**What the task asks**
Reproduce the listing below without any change.

'''

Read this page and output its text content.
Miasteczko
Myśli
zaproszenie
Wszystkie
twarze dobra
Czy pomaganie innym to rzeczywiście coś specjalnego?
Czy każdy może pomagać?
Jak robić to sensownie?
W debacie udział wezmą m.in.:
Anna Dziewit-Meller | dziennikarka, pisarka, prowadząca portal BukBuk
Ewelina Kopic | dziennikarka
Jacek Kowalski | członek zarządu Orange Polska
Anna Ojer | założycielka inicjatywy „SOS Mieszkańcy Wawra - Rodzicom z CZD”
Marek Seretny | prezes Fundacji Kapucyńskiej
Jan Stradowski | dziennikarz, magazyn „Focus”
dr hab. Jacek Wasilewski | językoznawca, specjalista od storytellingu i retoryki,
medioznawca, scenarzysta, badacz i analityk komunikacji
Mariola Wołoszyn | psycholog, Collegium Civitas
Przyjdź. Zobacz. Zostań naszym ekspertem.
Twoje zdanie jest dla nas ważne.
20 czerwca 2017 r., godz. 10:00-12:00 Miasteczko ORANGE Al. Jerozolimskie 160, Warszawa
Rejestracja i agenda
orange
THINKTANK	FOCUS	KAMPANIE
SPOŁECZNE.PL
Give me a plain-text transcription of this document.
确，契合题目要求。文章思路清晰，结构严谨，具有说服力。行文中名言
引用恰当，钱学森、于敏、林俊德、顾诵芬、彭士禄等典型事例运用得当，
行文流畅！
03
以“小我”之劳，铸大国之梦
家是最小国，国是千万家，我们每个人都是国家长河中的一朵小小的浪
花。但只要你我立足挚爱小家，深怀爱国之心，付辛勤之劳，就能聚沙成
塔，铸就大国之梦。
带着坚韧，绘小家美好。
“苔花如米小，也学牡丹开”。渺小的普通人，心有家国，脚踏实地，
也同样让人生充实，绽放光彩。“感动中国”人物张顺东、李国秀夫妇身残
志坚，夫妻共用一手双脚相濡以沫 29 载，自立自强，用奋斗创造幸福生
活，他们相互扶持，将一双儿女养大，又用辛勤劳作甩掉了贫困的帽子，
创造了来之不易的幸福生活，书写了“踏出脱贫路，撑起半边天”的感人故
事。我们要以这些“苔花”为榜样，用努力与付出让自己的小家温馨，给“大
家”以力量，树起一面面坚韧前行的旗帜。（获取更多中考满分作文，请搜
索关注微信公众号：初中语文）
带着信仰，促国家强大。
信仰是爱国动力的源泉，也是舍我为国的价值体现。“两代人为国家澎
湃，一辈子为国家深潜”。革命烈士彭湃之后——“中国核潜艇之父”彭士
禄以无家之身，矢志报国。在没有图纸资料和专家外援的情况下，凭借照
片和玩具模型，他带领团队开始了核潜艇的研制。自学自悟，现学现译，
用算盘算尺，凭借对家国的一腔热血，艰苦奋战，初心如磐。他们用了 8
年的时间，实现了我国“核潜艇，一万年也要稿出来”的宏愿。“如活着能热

'''

**Solution to the problem**
Read this page and output its text content.
Miasteczko
Myśli
zaproszenie
Wszystkie
twarze dobra
Czy pomaganie innym to rzeczywiście coś specjalnego?
Czy każdy może pomagać?
Jak robić to sensownie?
W debacie udział wezmą m.in.:
Anna Dziewit-Meller | dziennikarka, pisarka, prowadząca portal BukBuk
Ewelina Kopic | dziennikarka
Jacek Kowalski | członek zarządu Orange Polska
Anna Ojer | założycielka inicjatywy „SOS Mieszkańcy Wawra - Rodzicom z CZD”
Marek Seretny | prezes Fundacji Kapucyńskiej
Jan Stradowski | dziennikarz, magazyn „Focus”
dr hab. Jacek Wasilewski | językoznawca, specjalista od storytellingu i retoryki,
medioznawca, scenarzysta, badacz i analityk komunikacji
Mariola Wołoszyn | psycholog, Collegium Civitas
Przyjdź. Zobacz. Zostań naszym ekspertem.
Twoje zdanie jest dla nas ważne.
20 czerwca 2017 r., godz. 10:00-12:00 Miasteczko ORANGE Al. Jerozolimskie 160, Warszawa
Rejestracja i agenda
orange
THINKTANK	FOCUS	KAMPANIE
SPOŁECZNE.PL
Give me a plain-text transcription of this document.
确，契合题目要求。文章思路清晰，结构严谨，具有说服力。行文中名言
引用恰当，钱学森、于敏、林俊德、顾诵芬、彭士禄等典型事例运用得当，
行文流畅！
03
以“小我”之劳，铸大国之梦
家是最小国，国是千万家，我们每个人都是国家长河中的一朵小小的浪
花。但只要你我立足挚爱小家，深怀爱国之心，付辛勤之劳，就能聚沙成
塔，铸就大国之梦。
带着坚韧，绘小家美好。
“苔花如米小，也学牡丹开”。渺小的普通人，心有家国，脚踏实地，
也同样让人生充实，绽放光彩。“感动中国”人物张顺东、李国秀夫妇身残
志坚，夫妻共用一手双脚相濡以沫 29 载，自立自强，用奋斗创造幸福生
活，他们相互扶持，将一双儿女养大，又用辛勤劳作甩掉了贫困的帽子，
创造了来之不易的幸福生活，书写了“踏出脱贫路，撑起半边天”的感人故
事。我们要以这些“苔花”为榜样，用努力与付出让自己的小家温馨，给“大
家”以力量，树起一面面坚韧前行的旗帜。（获取更多中考满分作文，请搜
索关注微信公众号：初中语文）
带着信仰，促国家强大。
信仰是爱国动力的源泉，也是舍我为国的价值体现。“两代人为国家澎
湃，一辈子为国家深潜”。革命烈士彭湃之后——“中国核潜艇之父”彭士
禄以无家之身，矢志报国。在没有图纸资料和专家外援的情况下，凭借照
片和玩具模型，他带领团队开始了核潜艇的研制。自学自悟，现学现译，
用算盘算尺，凭借对家国的一腔热血，艰苦奋战，初心如磐。他们用了 8
年的时间，实现了我国“核潜艇，一万年也要稿出来”的宏愿。“如活着能热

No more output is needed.